-- Start DATASET EXCERPTS --

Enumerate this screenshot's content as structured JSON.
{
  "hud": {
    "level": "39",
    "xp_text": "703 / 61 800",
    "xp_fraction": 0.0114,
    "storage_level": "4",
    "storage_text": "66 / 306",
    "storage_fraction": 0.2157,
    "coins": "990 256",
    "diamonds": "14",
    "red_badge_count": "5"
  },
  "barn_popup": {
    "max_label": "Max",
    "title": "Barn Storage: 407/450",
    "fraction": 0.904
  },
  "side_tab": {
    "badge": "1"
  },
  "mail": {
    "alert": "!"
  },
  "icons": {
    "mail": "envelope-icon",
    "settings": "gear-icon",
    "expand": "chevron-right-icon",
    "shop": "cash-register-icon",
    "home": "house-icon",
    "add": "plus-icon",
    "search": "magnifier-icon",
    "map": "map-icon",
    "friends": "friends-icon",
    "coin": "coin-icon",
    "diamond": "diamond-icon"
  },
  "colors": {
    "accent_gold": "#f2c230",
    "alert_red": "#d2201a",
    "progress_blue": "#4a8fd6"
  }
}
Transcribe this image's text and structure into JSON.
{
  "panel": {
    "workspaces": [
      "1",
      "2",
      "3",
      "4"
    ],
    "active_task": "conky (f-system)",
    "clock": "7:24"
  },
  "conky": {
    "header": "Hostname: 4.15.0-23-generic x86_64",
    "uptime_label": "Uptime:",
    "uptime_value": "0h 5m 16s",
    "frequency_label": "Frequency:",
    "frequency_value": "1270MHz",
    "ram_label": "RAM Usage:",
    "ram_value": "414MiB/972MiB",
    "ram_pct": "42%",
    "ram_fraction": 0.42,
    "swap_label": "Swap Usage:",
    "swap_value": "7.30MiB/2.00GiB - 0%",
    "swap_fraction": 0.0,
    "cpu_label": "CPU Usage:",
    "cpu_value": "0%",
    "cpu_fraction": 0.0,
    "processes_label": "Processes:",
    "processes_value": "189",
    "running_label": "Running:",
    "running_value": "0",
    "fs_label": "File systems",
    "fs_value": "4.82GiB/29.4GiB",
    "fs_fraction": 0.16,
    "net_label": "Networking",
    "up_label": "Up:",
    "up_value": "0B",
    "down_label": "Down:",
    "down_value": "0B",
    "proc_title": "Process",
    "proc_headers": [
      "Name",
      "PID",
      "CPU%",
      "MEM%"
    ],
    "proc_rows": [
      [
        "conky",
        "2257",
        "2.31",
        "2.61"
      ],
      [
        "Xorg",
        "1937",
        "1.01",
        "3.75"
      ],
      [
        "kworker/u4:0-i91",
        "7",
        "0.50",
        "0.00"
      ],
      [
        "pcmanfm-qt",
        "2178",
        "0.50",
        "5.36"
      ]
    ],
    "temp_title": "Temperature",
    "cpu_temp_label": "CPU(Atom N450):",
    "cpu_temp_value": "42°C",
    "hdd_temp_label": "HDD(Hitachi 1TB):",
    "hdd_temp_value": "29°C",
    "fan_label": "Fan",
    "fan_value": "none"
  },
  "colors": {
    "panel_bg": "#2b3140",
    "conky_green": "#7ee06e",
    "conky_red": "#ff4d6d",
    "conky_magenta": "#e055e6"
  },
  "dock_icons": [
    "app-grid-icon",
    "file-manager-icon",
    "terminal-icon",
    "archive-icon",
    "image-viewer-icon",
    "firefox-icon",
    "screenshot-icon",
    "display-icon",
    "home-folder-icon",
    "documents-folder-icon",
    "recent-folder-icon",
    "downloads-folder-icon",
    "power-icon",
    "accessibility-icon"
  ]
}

-- End DATASET EXCERPTS --

**WHAT YOU ARE ASKED TO DO**
Every record shown above should be written out again exactly.

**COMPLETED EXERCISE**
Enumerate this screenshot's content as structured JSON.
{
  "hud": {
    "level": "39",
    "xp_text": "703 / 61 800",
    "xp_fraction": 0.0114,
    "storage_level": "4",
    "storage_text": "66 / 306",
    "storage_fraction": 0.2157,
    "coins": "990 256",
    "diamonds": "14",
    "red_badge_count": "5"
  },
  "barn_popup": {
    "max_label": "Max",
    "title": "Barn Storage: 407/450",
    "fraction": 0.904
  },
  "side_tab": {
    "badge": "1"
  },
  "mail": {
    "alert": "!"
  },
  "icons": {
    "mail": "envelope-icon",
    "settings": "gear-icon",
    "expand": "chevron-right-icon",
    "shop": "cash-register-icon",
    "home": "house-icon",
    "add": "plus-icon",
    "search": "magnifier-icon",
    "map": "map-icon",
    "friends": "friends-icon",
    "coin": "coin-icon",
    "diamond": "diamond-icon"
  },
  "colors": {
    "accent_gold": "#f2c230",
    "alert_red": "#d2201a",
    "progress_blue": "#4a8fd6"
  }
}
Transcribe this image's text and structure into JSON.
{
  "panel": {
    "workspaces": [
      "1",
      "2",
      "3",
      "4"
    ],
    "active_task": "conky (f-system)",
    "clock": "7:24"
  },
  "conky": {
    "header": "Hostname: 4.15.0-23-generic x86_64",
    "uptime_label": "Uptime:",
    "uptime_value": "0h 5m 16s",
    "frequency_label": "Frequency:",
    "frequency_value": "1270MHz",
    "ram_label": "RAM Usage:",
    "ram_value": "414MiB/972MiB",
    "ram_pct": "42%",
    "ram_fraction": 0.42,
    "swap_label": "Swap Usage:",
    "swap_value": "7.30MiB/2.00GiB - 0%",
    "swap_fraction": 0.0,
    "cpu_label": "CPU Usage:",
    "cpu_value": "0%",
    "cpu_fraction": 0.0,
    "processes_label": "Processes:",
    "processes_value": "189",
    "running_label": "Running:",
    "running_value": "0",
    "fs_label": "File systems",
    "fs_value": "4.82GiB/29.4GiB",
    "fs_fraction": 0.16,
    "net_label": "Networking",
    "up_label": "Up:",
    "up_value": "0B",
    "down_label": "Down:",
    "down_value": "0B",
    "proc_title": "Process",
    "proc_headers": [
      "Name",
      "PID",
      "CPU%",
      "MEM%"
    ],
    "proc_rows": [
      [
        "conky",
        "2257",
        "2.31",
        "2.61"
      ],
      [
        "Xorg",
        "1937",
        "1.01",
        "3.75"
      ],
      [
        "kworker/u4:0-i91",
        "7",
        "0.50",
        "0.00"
      ],
      [
        "pcmanfm-qt",
        "2178",
        "0.50",
        "5.36"
      ]
    ],
    "temp_title": "Temperature",
    "cpu_temp_label": "CPU(Atom N450):",
    "cpu_temp_value": "42°C",
    "hdd_temp_label": "HDD(Hitachi 1TB):",
    "hdd_temp_value": "29°C",
    "fan_label": "Fan",
    "fan_value": "none"
  },
  "colors": {
    "panel_bg": "#2b3140",
    "conky_green": "#7ee06e",
    "conky_red": "#ff4d6d",
    "conky_magenta": "#e055e6"
  },
  "dock_icons": [
    "app-grid-icon",
    "file-manager-icon",
    "terminal-icon",
    "archive-icon",
    "image-viewer-icon",
    "firefox-icon",
    "screenshot-icon",
    "display-icon",
    "home-folder-icon",
    "documents-folder-icon",
    "recent-folder-icon",
    "downloads-folder-icon",
    "power-icon",
    "accessibility-icon"
  ]
}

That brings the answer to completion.